Entries provided:
════════

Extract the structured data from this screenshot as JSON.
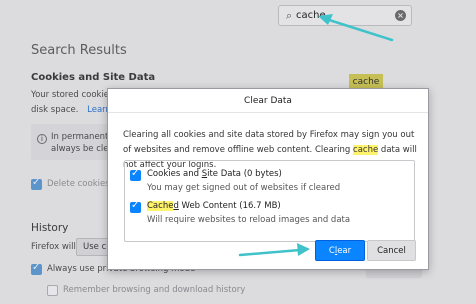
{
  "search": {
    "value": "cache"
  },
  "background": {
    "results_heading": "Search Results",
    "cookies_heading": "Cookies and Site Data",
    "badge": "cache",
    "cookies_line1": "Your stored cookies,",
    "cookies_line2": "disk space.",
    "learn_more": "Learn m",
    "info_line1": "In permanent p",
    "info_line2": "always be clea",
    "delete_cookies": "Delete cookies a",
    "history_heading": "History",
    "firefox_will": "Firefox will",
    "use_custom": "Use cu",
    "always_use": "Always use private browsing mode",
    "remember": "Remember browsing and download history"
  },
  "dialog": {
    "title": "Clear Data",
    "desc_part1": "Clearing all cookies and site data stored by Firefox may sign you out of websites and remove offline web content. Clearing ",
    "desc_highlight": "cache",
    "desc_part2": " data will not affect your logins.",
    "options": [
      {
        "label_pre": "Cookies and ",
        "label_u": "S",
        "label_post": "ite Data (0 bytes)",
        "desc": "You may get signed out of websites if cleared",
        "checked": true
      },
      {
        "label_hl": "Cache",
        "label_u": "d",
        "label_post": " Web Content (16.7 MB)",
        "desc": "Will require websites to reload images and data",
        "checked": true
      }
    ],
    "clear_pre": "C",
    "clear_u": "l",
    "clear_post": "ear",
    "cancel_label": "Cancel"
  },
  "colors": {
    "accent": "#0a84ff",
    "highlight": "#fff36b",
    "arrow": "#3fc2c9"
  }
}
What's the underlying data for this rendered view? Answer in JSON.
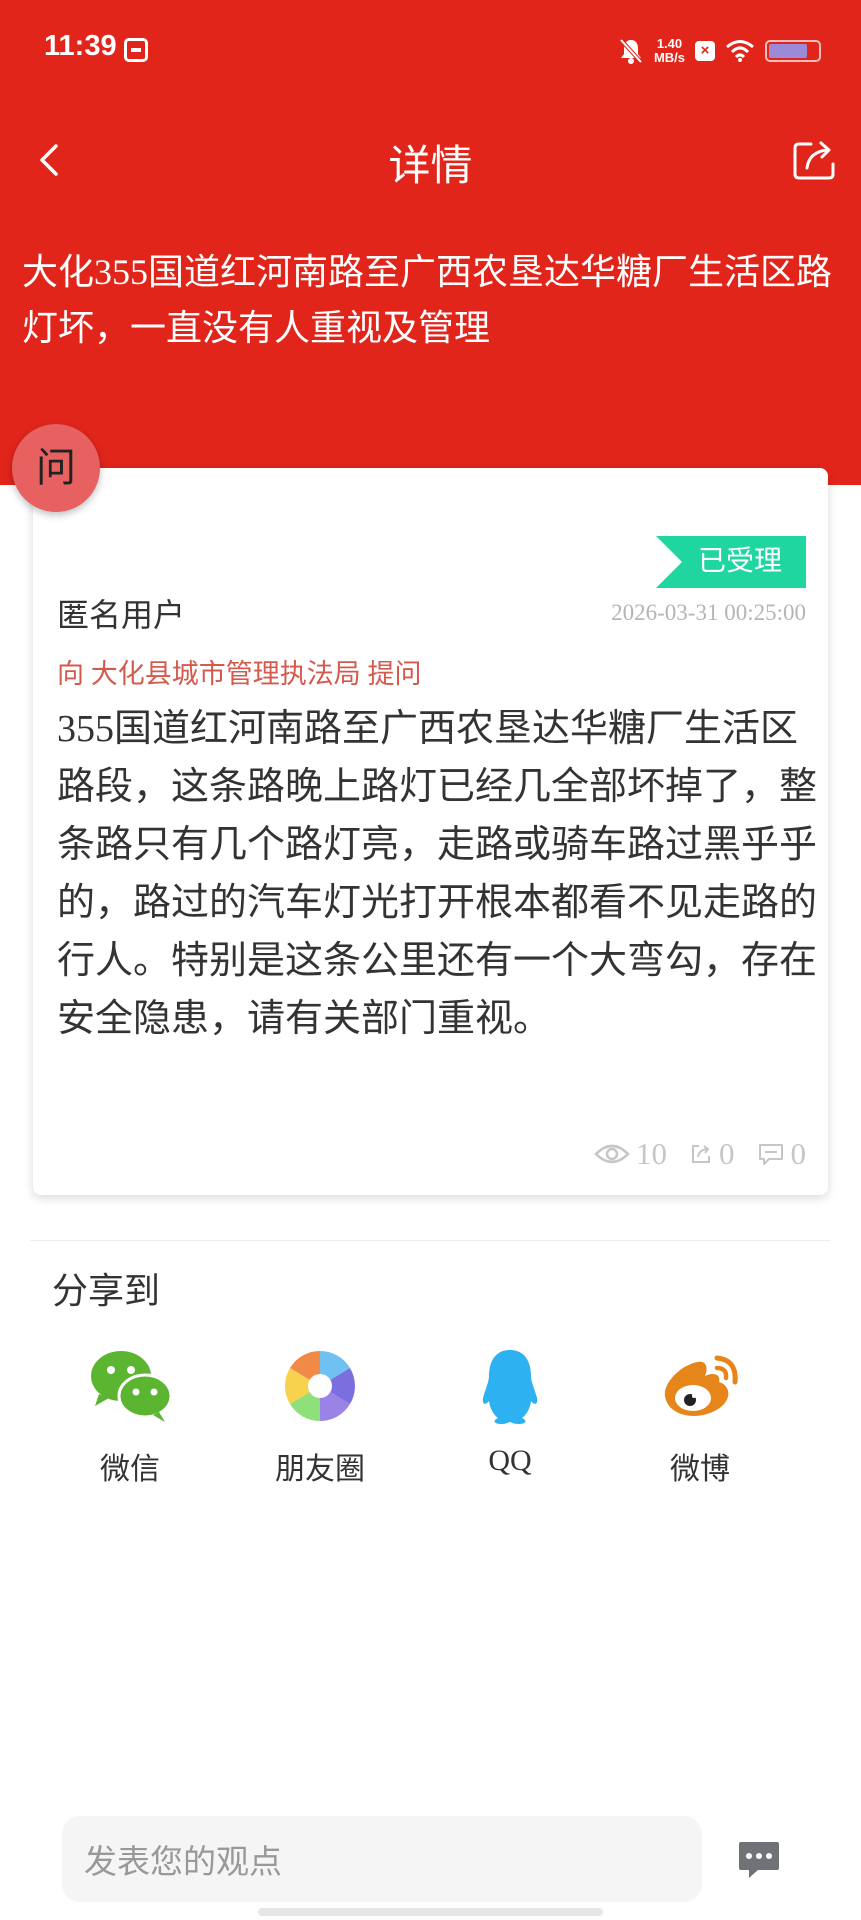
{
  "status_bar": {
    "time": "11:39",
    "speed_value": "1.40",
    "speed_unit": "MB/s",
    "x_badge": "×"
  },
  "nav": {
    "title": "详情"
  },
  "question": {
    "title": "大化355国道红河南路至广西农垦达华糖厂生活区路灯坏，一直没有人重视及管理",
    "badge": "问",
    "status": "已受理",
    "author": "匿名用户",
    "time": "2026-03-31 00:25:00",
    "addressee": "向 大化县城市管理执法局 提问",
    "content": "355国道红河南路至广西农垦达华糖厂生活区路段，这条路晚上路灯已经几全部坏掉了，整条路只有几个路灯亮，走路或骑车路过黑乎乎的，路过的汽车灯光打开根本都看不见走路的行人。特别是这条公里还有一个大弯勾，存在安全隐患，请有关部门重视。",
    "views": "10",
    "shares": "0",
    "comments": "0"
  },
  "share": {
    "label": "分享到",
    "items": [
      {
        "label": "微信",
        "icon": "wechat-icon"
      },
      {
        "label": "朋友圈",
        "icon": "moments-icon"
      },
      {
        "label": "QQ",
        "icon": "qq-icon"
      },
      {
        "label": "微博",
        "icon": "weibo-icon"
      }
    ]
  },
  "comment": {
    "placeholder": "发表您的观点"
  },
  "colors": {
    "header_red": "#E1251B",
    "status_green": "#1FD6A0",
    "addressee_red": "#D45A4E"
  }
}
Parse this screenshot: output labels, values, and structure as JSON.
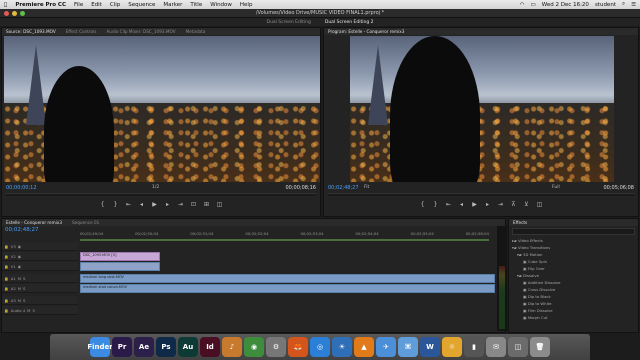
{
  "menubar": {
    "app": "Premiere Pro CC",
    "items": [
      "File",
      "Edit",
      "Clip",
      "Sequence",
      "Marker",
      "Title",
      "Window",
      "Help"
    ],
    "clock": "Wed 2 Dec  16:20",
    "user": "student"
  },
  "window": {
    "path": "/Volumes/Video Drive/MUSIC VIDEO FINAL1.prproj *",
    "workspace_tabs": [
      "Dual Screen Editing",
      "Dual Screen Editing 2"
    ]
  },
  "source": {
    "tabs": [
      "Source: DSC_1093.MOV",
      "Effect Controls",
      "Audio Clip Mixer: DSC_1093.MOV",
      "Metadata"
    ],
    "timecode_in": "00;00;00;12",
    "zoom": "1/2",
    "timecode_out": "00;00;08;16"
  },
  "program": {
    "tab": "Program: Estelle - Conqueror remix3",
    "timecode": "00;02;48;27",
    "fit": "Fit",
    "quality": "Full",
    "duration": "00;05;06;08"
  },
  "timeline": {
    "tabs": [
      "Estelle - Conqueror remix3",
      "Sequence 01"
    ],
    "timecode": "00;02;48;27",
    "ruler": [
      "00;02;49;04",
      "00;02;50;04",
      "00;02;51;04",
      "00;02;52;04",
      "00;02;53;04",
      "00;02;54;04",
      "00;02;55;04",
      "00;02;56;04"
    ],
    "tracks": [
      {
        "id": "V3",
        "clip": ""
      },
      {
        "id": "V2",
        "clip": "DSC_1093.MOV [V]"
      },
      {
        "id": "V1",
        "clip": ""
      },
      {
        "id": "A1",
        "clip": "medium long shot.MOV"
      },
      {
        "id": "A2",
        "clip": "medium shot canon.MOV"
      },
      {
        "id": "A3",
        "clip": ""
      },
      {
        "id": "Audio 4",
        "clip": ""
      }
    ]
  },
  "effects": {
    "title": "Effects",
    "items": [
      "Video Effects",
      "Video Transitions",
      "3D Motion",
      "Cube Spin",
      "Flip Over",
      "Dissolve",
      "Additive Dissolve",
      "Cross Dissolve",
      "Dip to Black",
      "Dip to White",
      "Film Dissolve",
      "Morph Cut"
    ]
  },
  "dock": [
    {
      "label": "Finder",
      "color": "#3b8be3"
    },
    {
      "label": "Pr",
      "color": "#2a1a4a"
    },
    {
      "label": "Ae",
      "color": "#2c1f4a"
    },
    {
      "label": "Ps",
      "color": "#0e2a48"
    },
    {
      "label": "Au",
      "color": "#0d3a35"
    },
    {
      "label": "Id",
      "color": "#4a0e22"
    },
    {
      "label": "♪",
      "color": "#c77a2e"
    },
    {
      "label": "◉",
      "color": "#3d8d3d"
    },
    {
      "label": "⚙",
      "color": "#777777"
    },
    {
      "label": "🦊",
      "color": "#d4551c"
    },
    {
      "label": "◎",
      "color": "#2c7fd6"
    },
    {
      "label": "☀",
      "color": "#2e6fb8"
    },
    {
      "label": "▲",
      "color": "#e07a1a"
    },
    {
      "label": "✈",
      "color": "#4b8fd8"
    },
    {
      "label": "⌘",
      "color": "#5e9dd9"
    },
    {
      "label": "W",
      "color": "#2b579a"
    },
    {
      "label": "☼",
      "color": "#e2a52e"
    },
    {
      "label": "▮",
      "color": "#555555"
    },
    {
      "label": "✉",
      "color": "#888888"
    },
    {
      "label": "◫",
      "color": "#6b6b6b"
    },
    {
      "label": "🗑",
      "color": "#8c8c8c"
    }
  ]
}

════════

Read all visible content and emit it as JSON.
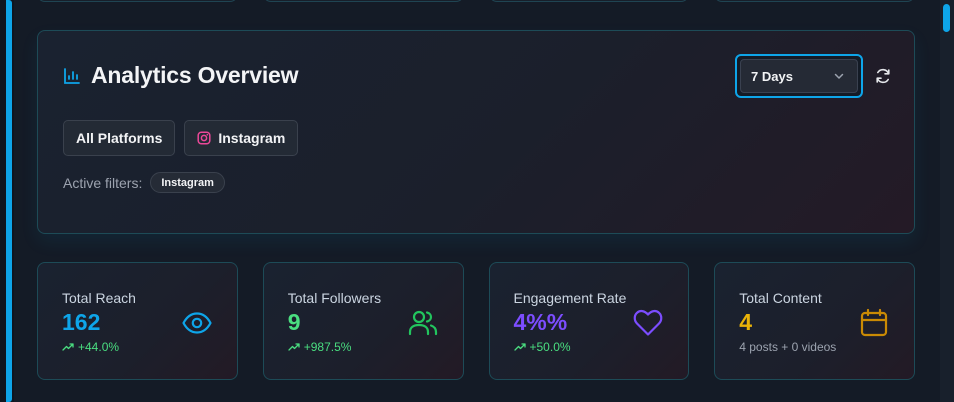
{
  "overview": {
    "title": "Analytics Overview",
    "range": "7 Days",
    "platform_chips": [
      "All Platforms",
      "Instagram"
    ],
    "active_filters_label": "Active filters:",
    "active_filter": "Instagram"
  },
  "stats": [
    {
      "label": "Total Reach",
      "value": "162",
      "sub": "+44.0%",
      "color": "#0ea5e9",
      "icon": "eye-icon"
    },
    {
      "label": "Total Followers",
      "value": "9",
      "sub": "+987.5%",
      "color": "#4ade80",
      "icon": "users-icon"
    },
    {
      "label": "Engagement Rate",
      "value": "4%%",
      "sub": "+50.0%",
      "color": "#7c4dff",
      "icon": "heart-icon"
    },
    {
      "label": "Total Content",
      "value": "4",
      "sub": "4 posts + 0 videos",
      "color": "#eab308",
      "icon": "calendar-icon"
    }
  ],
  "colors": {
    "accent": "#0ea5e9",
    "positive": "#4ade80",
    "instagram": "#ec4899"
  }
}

════════

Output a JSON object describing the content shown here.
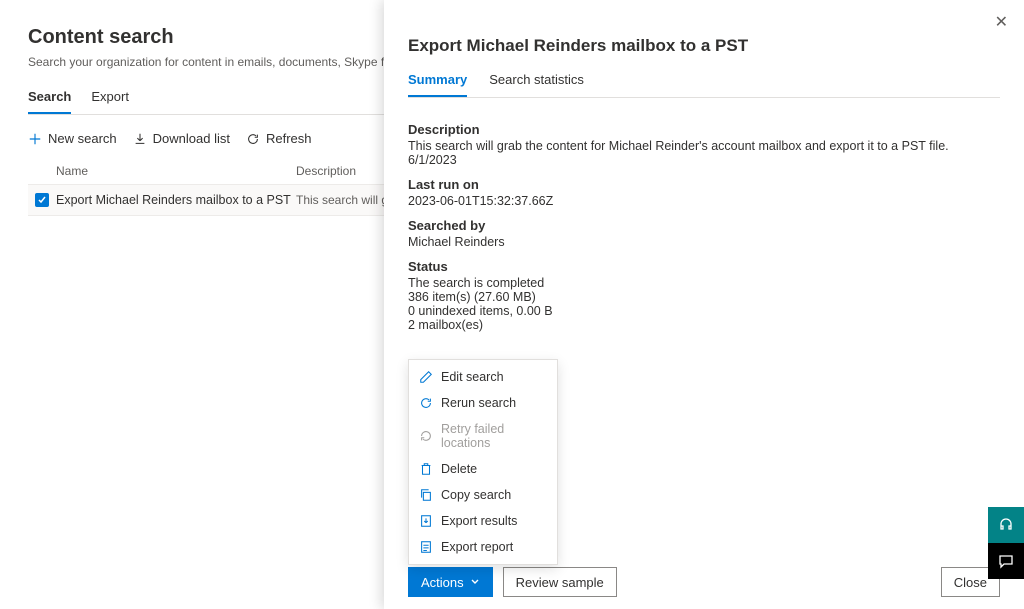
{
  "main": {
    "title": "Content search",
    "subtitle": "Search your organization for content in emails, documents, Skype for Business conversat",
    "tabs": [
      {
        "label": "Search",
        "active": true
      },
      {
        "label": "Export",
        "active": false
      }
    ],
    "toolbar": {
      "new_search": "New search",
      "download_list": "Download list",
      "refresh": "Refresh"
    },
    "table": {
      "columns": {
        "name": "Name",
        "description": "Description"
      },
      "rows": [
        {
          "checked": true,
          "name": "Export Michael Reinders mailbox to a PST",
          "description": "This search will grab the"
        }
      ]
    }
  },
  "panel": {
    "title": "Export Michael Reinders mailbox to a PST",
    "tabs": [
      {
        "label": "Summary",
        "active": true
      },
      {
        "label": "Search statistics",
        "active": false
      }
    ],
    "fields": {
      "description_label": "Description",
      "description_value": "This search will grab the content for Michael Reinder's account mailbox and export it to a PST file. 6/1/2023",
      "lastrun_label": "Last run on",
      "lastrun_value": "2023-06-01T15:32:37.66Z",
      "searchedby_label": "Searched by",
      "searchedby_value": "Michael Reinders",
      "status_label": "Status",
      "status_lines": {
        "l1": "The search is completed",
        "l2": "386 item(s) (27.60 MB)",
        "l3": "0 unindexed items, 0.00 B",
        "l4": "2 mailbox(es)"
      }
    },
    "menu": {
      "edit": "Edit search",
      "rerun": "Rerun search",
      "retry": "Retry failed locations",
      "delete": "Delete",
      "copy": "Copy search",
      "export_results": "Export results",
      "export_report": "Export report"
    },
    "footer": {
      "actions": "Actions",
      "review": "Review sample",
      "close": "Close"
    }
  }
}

════════

Aim of the task:
List each line holding the string "browsing".

Output:
    "always_use": "Always use private browsing mode",
    "remember": "Remember browsing and download history"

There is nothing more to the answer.